-- DATA LINES --

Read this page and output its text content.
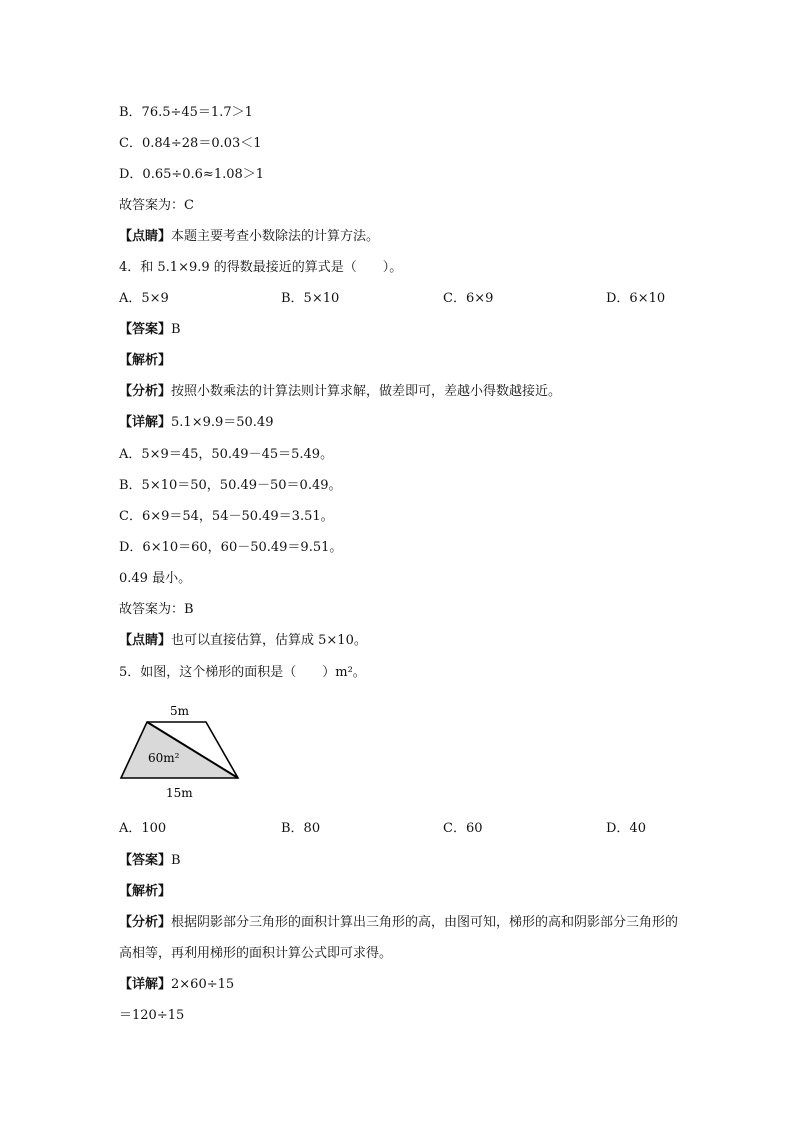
B．76.5÷45＝1.7＞1
C．0.84÷28＝0.03＜1
D．0.65÷0.6≈1.08＞1
故答案为：C
【点睛】本题主要考查小数除法的计算方法。
4．和 5.1×9.9 的得数最接近的算式是（　　）。
A．5×9	B．5×10	C．6×9	D．6×10
【答案】B
【解析】
【分析】按照小数乘法的计算法则计算求解，做差即可，差越小得数越接近。
【详解】5.1×9.9＝50.49
A．5×9＝45，50.49－45＝5.49。
B．5×10＝50，50.49－50＝0.49。
C．6×9＝54，54－50.49＝3.51。
D．6×10＝60，60－50.49＝9.51。
0.49 最小。
故答案为：B
【点睛】也可以直接估算，估算成 5×10。
5．如图，这个梯形的面积是（　　）m²。
5m
60m²
15m
A．100	B．80	C．60	D．40
【答案】B
【解析】
【分析】根据阴影部分三角形的面积计算出三角形的高，由图可知，梯形的高和阴影部分三角形的高相等，再利用梯形的面积计算公式即可求得。
【详解】2×60÷15
＝120÷15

-- YOUR GOAL --
Exclude the images, then output the data above word for word.

-- THE RESPONSE --
Read this page and output its text content.
B．76.5÷45＝1.7＞1
C．0.84÷28＝0.03＜1
D．0.65÷0.6≈1.08＞1
故答案为：C
【点睛】本题主要考查小数除法的计算方法。
4．和 5.1×9.9 的得数最接近的算式是（　　）。
A．5×9	B．5×10	C．6×9	D．6×10
【答案】B
【解析】
【分析】按照小数乘法的计算法则计算求解，做差即可，差越小得数越接近。
【详解】5.1×9.9＝50.49
A．5×9＝45，50.49－45＝5.49。
B．5×10＝50，50.49－50＝0.49。
C．6×9＝54，54－50.49＝3.51。
D．6×10＝60，60－50.49＝9.51。
0.49 最小。
故答案为：B
【点睛】也可以直接估算，估算成 5×10。
5．如图，这个梯形的面积是（　　）m²。
5m
60m²
15m
A．100	B．80	C．60	D．40
【答案】B
【解析】
【分析】根据阴影部分三角形的面积计算出三角形的高，由图可知，梯形的高和阴影部分三角形的高相等，再利用梯形的面积计算公式即可求得。
【详解】2×60÷15
＝120÷15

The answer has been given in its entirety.